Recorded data
==========

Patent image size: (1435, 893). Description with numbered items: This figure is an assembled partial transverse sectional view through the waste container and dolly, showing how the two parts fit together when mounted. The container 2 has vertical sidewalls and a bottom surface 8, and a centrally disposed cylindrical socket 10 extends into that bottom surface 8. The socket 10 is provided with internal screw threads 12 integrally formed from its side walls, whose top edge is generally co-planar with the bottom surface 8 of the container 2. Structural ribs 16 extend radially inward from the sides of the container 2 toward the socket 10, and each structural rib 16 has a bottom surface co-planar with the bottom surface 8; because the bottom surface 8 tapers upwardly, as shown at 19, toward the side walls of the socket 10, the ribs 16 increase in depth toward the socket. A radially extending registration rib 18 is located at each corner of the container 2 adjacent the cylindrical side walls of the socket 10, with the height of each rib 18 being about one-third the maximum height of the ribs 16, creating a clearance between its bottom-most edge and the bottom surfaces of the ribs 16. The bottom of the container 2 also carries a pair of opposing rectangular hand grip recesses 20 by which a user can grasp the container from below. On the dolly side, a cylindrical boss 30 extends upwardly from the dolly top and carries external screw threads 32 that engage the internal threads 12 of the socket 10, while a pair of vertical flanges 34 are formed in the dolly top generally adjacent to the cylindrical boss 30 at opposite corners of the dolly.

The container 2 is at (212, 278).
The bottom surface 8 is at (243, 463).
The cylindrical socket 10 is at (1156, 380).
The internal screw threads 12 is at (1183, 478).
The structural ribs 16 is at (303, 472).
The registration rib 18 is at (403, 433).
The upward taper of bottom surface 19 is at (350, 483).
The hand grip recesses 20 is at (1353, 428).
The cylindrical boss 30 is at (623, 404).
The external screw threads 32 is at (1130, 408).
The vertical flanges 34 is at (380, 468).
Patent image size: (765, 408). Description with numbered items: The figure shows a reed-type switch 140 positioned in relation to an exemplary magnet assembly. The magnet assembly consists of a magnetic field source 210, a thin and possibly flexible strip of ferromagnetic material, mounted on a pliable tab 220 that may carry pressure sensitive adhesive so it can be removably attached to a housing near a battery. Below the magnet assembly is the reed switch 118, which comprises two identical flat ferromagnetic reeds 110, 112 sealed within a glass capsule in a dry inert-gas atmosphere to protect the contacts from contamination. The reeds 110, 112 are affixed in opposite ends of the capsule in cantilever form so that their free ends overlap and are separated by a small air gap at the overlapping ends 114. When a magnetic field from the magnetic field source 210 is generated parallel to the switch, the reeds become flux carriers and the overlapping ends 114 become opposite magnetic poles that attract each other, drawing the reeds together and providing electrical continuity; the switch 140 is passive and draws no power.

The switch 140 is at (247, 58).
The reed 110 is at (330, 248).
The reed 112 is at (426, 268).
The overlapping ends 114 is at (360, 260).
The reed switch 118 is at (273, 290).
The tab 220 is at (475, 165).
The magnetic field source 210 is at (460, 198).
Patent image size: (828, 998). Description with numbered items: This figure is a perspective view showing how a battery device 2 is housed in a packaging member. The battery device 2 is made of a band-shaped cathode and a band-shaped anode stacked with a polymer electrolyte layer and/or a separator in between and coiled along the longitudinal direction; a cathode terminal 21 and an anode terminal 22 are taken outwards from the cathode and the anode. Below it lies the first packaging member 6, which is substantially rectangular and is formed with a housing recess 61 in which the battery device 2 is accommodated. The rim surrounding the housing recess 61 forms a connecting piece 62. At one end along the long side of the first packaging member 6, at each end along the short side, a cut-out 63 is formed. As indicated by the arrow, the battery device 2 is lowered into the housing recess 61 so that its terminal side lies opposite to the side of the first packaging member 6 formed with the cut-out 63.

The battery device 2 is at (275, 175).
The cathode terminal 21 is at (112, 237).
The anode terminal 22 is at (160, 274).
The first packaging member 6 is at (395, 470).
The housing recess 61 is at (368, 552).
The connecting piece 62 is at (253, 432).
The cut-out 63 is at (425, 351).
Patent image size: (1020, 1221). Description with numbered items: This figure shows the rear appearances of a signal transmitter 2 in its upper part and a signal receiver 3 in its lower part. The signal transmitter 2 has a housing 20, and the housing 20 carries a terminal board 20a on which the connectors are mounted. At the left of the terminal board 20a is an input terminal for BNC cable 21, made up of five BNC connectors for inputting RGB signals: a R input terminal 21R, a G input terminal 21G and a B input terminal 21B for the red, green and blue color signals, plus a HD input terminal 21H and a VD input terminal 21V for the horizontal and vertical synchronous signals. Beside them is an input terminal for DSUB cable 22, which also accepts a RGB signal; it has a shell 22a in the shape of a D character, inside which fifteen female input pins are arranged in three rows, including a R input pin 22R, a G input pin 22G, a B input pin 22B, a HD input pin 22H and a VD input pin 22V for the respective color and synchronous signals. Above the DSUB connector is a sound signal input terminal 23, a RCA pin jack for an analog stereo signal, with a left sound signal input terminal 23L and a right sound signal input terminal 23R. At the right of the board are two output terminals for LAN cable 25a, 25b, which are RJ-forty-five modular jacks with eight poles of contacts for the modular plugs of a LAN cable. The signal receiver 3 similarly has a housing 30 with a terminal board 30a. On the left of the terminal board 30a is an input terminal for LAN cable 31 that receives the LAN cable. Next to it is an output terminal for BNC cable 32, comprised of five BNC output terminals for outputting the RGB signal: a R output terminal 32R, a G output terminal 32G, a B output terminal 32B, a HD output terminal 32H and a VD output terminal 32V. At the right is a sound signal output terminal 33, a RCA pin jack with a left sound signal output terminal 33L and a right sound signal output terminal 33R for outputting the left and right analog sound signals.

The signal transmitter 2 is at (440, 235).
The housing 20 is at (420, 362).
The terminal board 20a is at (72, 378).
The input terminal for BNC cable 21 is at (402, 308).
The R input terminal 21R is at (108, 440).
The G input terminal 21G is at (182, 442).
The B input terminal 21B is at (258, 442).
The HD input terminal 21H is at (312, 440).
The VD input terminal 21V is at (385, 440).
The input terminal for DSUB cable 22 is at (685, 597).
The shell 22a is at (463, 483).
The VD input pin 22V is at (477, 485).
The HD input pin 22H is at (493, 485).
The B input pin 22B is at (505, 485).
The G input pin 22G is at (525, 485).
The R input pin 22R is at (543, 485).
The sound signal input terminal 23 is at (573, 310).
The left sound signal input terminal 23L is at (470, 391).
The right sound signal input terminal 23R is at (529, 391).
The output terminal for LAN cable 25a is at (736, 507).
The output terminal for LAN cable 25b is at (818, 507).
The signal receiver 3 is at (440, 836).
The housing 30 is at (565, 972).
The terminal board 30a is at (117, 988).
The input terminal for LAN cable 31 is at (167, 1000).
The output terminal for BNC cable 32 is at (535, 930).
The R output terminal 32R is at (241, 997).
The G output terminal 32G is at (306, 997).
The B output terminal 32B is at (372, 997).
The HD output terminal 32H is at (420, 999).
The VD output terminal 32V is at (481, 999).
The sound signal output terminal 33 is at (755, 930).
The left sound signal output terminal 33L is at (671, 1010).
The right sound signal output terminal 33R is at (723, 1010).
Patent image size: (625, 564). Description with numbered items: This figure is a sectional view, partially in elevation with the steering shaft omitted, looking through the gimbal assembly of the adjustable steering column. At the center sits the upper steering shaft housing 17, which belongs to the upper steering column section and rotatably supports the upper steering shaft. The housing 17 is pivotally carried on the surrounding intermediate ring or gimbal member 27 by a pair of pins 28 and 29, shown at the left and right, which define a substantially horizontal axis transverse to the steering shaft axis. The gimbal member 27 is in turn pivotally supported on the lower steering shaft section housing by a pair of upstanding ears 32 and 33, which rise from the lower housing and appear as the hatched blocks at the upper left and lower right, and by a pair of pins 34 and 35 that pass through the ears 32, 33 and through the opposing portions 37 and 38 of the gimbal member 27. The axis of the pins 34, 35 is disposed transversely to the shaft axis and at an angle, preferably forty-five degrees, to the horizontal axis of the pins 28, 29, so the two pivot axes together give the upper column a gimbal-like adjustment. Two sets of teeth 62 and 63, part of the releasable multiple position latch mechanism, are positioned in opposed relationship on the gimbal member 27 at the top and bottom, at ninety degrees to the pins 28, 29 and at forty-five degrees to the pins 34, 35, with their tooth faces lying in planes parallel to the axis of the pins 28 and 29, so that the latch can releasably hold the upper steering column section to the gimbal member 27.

==========

Work to complete: Retype the stretch of the entries from the line containing "Patent image size: (828, 998)." through the line containing "The cut-out 63 is at (425, 351).", both included.

Solution for this problem:
Patent image size: (828, 998). Description with numbered items: This figure is a perspective view showing how a battery device 2 is housed in a packaging member. The battery device 2 is made of a band-shaped cathode and a band-shaped anode stacked with a polymer electrolyte layer and/or a separator in between and coiled along the longitudinal direction; a cathode terminal 21 and an anode terminal 22 are taken outwards from the cathode and the anode. Below it lies the first packaging member 6, which is substantially rectangular and is formed with a housing recess 61 in which the battery device 2 is accommodated. The rim surrounding the housing recess 61 forms a connecting piece 62. At one end along the long side of the first packaging member 6, at each end along the short side, a cut-out 63 is formed. As indicated by the arrow, the battery device 2 is lowered into the housing recess 61 so that its terminal side lies opposite to the side of the first packaging member 6 formed with the cut-out 63.

The battery device 2 is at (275, 175).
The cathode terminal 21 is at (112, 237).
The anode terminal 22 is at (160, 274).
The first packaging member 6 is at (395, 470).
The housing recess 61 is at (368, 552).
The connecting piece 62 is at (253, 432).
The cut-out 63 is at (425, 351).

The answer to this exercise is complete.